> Do this: From the entries below, copy every line holding the word "добавляют".

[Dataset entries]
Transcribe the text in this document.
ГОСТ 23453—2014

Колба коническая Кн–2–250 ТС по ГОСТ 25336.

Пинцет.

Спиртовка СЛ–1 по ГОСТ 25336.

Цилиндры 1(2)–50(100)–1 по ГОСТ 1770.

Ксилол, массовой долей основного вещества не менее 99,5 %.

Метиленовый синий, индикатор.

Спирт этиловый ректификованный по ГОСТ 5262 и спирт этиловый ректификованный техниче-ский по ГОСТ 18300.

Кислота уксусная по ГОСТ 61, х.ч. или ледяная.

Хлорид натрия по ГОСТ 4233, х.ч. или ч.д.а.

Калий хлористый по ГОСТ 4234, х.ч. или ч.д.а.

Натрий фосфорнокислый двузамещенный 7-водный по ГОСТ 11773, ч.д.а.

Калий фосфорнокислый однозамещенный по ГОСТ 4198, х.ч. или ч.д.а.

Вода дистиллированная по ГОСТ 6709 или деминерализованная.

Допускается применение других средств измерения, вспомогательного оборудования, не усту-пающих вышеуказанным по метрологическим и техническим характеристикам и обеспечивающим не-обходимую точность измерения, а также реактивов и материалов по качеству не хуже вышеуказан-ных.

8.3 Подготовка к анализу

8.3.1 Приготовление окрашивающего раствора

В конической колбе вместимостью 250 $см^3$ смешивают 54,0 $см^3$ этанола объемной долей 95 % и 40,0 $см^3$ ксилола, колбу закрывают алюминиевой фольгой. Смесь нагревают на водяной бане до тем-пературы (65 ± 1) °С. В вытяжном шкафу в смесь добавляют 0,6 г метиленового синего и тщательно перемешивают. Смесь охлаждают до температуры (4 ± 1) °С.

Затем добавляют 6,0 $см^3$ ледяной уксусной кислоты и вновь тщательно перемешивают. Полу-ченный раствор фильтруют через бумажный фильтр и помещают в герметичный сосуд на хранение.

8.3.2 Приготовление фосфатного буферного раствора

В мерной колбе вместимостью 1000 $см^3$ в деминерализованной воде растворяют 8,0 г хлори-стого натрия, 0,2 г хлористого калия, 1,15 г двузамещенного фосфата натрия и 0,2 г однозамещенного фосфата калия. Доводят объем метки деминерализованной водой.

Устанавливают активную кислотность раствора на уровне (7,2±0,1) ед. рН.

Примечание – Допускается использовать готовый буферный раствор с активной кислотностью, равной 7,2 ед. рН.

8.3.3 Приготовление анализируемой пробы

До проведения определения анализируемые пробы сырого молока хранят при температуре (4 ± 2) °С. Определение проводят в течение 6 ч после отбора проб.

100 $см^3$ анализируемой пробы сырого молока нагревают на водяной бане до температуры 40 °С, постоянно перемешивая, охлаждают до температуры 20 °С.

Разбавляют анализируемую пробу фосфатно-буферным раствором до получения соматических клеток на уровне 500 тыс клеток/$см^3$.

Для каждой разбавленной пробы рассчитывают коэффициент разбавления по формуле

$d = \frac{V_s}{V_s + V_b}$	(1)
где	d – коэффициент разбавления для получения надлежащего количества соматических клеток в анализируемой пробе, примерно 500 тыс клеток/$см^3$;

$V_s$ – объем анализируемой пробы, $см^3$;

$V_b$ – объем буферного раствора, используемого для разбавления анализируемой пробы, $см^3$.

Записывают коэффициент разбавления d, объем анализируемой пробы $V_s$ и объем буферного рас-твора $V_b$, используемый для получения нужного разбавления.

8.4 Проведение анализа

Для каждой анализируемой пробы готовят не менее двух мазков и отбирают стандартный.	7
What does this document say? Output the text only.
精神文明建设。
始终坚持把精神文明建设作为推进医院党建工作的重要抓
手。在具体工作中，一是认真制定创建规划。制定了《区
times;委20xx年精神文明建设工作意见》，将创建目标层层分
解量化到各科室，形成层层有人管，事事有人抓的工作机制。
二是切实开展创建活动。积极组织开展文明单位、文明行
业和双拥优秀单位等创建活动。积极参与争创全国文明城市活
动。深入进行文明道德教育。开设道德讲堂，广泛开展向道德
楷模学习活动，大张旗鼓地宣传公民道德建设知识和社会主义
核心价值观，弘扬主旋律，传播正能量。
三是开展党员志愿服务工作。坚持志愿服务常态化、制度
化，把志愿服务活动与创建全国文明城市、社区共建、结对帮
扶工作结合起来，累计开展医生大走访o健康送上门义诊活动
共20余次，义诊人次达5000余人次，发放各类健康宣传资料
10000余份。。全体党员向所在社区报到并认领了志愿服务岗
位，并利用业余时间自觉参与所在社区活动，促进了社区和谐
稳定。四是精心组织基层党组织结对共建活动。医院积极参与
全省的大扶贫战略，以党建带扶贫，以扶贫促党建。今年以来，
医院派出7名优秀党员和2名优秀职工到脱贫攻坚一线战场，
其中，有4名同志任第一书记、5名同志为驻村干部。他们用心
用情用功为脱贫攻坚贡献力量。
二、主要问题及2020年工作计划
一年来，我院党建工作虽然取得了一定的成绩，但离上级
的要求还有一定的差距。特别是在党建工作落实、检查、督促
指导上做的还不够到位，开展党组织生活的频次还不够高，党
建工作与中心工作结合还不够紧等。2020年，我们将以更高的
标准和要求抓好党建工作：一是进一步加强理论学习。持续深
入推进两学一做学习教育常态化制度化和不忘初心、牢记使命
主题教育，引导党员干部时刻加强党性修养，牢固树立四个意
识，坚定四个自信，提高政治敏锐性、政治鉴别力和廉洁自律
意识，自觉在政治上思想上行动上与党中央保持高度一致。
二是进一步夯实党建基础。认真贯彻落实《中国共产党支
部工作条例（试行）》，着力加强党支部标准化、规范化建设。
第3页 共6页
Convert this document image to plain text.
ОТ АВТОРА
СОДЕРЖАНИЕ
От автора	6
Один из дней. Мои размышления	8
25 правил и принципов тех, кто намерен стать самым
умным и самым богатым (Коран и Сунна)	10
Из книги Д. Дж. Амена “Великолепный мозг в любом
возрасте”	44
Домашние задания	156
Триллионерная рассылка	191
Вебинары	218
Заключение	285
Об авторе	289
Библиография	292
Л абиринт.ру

> Answer to this exercise:
В конической колбе вместимостью 250 $см^3$ смешивают 54,0 $см^3$ этанола объемной долей 95 % и 40,0 $см^3$ ксилола, колбу закрывают алюминиевой фольгой. Смесь нагревают на водяной бане до тем-пературы (65 ± 1) °С. В вытяжном шкафу в смесь добавляют 0,6 г метиленового синего и тщательно перемешивают. Смесь охлаждают до температуры (4 ± 1) °С.
Затем добавляют 6,0 $см^3$ ледяной уксусной кислоты и вновь тщательно перемешивают. Полу-ченный раствор фильтруют через бумажный фильтр и помещают в герметичный сосуд на хранение.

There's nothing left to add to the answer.